== What to work on ==
Show all lines from the data that include the word "daemon".

● ● ●

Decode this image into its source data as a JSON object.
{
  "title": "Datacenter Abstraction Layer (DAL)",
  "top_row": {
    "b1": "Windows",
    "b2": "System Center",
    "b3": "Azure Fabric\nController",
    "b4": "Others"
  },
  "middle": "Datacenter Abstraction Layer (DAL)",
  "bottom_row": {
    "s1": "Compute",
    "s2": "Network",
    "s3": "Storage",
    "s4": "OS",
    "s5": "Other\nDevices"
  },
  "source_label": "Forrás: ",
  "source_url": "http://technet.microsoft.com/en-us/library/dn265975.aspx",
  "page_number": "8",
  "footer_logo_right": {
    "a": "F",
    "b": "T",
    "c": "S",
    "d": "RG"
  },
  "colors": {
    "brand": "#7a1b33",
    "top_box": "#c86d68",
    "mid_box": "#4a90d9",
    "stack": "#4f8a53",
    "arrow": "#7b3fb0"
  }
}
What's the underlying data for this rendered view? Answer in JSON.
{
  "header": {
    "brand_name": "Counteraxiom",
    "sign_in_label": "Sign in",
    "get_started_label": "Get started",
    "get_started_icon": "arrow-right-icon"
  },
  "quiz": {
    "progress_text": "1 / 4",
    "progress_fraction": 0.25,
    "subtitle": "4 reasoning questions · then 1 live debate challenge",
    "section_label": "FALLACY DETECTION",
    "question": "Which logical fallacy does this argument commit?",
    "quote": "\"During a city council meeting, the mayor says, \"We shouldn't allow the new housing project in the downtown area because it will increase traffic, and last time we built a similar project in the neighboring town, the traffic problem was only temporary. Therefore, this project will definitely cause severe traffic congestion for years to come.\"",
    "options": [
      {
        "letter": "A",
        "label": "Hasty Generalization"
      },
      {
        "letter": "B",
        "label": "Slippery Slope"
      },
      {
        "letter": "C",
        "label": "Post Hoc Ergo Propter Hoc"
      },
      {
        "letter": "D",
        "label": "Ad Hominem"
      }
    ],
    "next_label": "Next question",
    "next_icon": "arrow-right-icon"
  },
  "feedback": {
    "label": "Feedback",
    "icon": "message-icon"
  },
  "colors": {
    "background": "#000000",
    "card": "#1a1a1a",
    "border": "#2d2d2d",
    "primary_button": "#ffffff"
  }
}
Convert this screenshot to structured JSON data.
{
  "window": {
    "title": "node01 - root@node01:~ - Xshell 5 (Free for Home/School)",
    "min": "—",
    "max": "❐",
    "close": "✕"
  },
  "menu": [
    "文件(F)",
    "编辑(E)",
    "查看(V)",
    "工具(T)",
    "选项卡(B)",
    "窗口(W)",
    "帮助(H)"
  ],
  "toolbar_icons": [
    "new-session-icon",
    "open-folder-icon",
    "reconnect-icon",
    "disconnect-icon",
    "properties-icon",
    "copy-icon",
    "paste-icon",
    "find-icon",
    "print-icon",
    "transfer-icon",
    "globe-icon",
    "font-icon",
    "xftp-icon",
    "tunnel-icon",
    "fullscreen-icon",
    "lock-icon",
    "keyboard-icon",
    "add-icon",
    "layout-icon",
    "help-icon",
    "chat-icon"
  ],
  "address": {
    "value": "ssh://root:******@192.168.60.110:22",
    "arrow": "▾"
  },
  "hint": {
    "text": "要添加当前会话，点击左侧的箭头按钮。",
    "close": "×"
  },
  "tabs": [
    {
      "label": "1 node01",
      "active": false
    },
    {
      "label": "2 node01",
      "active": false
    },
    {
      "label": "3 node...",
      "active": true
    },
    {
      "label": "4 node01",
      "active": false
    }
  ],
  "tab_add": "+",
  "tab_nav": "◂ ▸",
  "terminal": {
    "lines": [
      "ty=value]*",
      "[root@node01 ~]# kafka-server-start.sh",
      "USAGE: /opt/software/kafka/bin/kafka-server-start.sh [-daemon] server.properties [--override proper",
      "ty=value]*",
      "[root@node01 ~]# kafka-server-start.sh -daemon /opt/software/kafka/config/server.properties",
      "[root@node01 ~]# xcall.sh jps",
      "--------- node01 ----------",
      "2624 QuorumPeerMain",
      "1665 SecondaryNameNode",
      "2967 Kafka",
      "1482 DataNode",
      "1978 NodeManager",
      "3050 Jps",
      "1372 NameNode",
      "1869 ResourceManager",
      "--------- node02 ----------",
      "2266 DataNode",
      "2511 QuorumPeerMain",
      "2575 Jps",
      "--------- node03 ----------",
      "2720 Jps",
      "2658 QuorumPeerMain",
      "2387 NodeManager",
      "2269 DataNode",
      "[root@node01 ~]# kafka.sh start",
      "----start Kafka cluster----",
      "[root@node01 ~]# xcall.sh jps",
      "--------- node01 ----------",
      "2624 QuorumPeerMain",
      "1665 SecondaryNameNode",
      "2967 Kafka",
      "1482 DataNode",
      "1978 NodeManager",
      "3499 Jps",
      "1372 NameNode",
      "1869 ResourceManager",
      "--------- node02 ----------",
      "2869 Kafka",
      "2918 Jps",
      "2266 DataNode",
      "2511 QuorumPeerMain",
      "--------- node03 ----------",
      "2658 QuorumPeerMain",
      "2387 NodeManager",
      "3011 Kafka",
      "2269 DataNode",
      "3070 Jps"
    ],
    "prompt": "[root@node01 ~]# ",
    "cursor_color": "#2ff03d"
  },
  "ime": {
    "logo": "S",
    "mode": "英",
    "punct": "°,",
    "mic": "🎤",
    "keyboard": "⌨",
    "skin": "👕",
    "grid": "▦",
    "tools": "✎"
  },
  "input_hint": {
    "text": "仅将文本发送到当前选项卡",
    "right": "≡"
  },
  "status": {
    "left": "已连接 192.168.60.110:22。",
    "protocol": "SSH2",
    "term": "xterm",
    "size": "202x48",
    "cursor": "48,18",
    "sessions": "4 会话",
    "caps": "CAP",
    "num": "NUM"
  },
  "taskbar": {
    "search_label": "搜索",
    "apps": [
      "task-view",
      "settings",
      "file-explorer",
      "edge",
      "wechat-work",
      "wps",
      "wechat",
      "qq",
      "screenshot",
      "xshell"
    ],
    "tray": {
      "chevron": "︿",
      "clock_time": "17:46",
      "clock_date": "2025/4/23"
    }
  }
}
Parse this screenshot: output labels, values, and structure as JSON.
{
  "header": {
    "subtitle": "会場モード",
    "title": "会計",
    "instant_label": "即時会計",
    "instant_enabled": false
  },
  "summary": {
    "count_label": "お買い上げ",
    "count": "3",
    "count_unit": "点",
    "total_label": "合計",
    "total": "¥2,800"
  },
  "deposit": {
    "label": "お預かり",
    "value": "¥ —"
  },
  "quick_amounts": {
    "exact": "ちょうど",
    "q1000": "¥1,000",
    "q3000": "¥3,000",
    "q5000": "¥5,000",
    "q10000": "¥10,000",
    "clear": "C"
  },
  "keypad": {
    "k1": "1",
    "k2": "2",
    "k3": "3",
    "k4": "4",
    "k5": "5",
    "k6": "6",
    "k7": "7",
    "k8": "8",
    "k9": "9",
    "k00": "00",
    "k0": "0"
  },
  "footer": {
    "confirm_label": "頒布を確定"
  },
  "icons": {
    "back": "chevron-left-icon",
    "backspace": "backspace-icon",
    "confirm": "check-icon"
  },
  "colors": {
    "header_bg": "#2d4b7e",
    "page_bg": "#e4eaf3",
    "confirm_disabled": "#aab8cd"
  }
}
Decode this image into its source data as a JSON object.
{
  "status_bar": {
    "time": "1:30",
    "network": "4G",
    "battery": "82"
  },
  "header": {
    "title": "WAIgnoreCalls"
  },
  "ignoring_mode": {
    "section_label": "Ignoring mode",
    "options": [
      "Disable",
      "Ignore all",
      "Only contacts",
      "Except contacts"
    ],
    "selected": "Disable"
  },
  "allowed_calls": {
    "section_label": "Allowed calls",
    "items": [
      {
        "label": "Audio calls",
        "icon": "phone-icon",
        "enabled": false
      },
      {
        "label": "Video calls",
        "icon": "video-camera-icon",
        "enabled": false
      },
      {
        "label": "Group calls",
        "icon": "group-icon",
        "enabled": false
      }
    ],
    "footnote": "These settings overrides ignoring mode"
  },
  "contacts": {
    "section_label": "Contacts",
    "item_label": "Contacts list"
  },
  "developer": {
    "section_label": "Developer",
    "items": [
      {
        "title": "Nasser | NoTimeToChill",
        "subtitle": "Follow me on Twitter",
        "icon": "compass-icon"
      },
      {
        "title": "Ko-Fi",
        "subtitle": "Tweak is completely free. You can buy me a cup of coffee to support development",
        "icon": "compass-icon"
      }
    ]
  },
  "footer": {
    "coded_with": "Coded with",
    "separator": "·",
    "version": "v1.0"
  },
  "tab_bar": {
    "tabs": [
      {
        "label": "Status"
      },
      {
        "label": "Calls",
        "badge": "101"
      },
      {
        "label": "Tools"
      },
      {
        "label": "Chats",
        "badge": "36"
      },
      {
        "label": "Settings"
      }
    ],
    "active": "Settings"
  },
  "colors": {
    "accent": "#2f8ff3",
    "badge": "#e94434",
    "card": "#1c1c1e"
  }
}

● ● ●

== Result below ==
      "USAGE: /opt/software/kafka/bin/kafka-server-start.sh [-daemon] server.properties [--override proper",
      "[root@node01 ~]# kafka-server-start.sh -daemon /opt/software/kafka/config/server.properties",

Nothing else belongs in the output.